### Work to do
Starting at the line that contains "Extract the chart's", quote each line exactly through the last line of the entries, both included.

### Supplied data
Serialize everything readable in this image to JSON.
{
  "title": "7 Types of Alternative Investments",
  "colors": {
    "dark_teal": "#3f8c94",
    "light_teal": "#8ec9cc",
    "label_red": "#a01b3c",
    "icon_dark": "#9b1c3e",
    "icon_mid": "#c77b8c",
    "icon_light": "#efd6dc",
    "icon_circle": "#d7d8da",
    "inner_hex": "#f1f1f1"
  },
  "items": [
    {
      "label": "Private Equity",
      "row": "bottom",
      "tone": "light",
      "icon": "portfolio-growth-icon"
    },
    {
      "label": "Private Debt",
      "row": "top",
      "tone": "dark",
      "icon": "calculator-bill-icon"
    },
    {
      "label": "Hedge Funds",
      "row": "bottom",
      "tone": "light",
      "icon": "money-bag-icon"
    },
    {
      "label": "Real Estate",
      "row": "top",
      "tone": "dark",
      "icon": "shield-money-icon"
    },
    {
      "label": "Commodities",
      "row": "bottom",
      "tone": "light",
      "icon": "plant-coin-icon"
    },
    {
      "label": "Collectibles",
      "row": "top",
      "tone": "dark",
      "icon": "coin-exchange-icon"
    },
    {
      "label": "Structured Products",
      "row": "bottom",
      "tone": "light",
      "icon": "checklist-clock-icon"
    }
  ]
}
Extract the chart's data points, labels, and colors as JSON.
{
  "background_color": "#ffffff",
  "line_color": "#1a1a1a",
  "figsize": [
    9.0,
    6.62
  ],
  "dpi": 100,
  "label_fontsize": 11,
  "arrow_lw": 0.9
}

### Answer to this problem
Extract the chart's data points, labels, and colors as JSON.
{
  "background_color": "#ffffff",
  "line_color": "#1a1a1a",
  "figsize": [
    9.0,
    6.62
  ],
  "dpi": 100,
  "label_fontsize": 11,
  "arrow_lw": 0.9
}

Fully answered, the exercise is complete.